-- Task goal --
Restate the material word for word and leave out anything that is a picture.

** begin Exercise input **

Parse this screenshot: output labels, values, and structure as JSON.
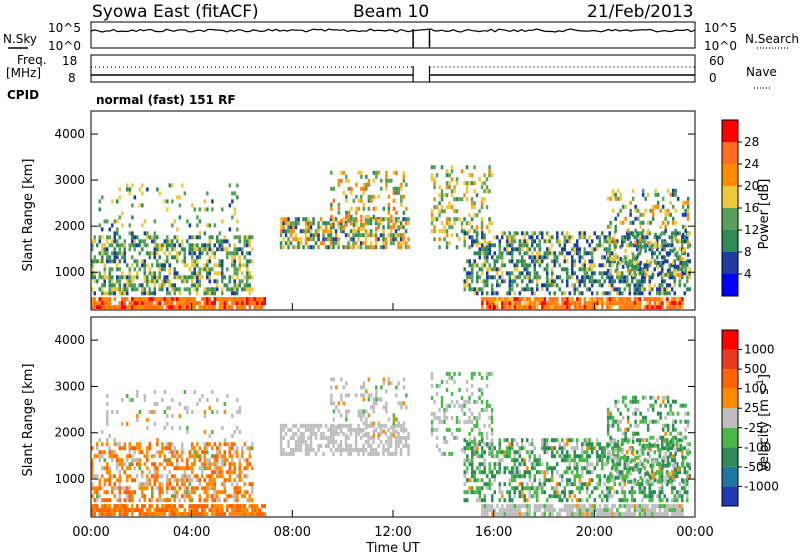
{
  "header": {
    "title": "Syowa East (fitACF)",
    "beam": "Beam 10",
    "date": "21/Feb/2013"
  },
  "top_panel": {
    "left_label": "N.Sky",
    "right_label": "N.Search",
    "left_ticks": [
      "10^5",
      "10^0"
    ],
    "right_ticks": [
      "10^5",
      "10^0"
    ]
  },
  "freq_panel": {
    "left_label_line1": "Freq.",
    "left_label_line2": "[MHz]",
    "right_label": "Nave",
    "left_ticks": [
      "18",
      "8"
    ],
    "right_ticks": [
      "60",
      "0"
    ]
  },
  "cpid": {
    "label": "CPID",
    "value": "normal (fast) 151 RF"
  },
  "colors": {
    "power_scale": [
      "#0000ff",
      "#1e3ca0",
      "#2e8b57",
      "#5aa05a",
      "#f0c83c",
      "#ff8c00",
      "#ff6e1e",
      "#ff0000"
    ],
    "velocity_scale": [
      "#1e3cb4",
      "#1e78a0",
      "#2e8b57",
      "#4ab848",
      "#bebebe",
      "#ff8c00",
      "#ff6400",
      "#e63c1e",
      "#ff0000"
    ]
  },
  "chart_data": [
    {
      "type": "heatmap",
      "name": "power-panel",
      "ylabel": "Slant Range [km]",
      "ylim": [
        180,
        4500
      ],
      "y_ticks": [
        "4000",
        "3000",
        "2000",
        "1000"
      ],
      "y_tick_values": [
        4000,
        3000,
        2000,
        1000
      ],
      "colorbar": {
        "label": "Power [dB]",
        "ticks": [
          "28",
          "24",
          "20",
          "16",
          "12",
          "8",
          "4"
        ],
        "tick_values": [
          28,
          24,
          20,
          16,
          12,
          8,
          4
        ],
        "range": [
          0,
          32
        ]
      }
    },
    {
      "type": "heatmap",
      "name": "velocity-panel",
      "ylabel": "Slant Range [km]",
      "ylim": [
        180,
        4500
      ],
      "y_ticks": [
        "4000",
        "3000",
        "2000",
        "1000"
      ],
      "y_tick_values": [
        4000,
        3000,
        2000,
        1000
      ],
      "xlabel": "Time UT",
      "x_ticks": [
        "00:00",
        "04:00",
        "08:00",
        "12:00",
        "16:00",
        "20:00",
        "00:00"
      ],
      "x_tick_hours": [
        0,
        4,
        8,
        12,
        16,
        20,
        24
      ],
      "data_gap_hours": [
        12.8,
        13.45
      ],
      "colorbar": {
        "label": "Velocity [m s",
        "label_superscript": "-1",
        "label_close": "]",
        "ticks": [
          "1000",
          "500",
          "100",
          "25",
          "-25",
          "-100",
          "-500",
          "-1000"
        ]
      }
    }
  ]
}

** end Exercise input **

-- Full solution --
Parse this screenshot: output labels, values, and structure as JSON.
{
  "header": {
    "title": "Syowa East (fitACF)",
    "beam": "Beam 10",
    "date": "21/Feb/2013"
  },
  "top_panel": {
    "left_label": "N.Sky",
    "right_label": "N.Search",
    "left_ticks": [
      "10^5",
      "10^0"
    ],
    "right_ticks": [
      "10^5",
      "10^0"
    ]
  },
  "freq_panel": {
    "left_label_line1": "Freq.",
    "left_label_line2": "[MHz]",
    "right_label": "Nave",
    "left_ticks": [
      "18",
      "8"
    ],
    "right_ticks": [
      "60",
      "0"
    ]
  },
  "cpid": {
    "label": "CPID",
    "value": "normal (fast) 151 RF"
  },
  "colors": {
    "power_scale": [
      "#0000ff",
      "#1e3ca0",
      "#2e8b57",
      "#5aa05a",
      "#f0c83c",
      "#ff8c00",
      "#ff6e1e",
      "#ff0000"
    ],
    "velocity_scale": [
      "#1e3cb4",
      "#1e78a0",
      "#2e8b57",
      "#4ab848",
      "#bebebe",
      "#ff8c00",
      "#ff6400",
      "#e63c1e",
      "#ff0000"
    ]
  },
  "chart_data": [
    {
      "type": "heatmap",
      "name": "power-panel",
      "ylabel": "Slant Range [km]",
      "ylim": [
        180,
        4500
      ],
      "y_ticks": [
        "4000",
        "3000",
        "2000",
        "1000"
      ],
      "y_tick_values": [
        4000,
        3000,
        2000,
        1000
      ],
      "colorbar": {
        "label": "Power [dB]",
        "ticks": [
          "28",
          "24",
          "20",
          "16",
          "12",
          "8",
          "4"
        ],
        "tick_values": [
          28,
          24,
          20,
          16,
          12,
          8,
          4
        ],
        "range": [
          0,
          32
        ]
      }
    },
    {
      "type": "heatmap",
      "name": "velocity-panel",
      "ylabel": "Slant Range [km]",
      "ylim": [
        180,
        4500
      ],
      "y_ticks": [
        "4000",
        "3000",
        "2000",
        "1000"
      ],
      "y_tick_values": [
        4000,
        3000,
        2000,
        1000
      ],
      "xlabel": "Time UT",
      "x_ticks": [
        "00:00",
        "04:00",
        "08:00",
        "12:00",
        "16:00",
        "20:00",
        "00:00"
      ],
      "x_tick_hours": [
        0,
        4,
        8,
        12,
        16,
        20,
        24
      ],
      "data_gap_hours": [
        12.8,
        13.45
      ],
      "colorbar": {
        "label": "Velocity [m s",
        "label_superscript": "-1",
        "label_close": "]",
        "ticks": [
          "1000",
          "500",
          "100",
          "25",
          "-25",
          "-100",
          "-500",
          "-1000"
        ]
      }
    }
  ]
}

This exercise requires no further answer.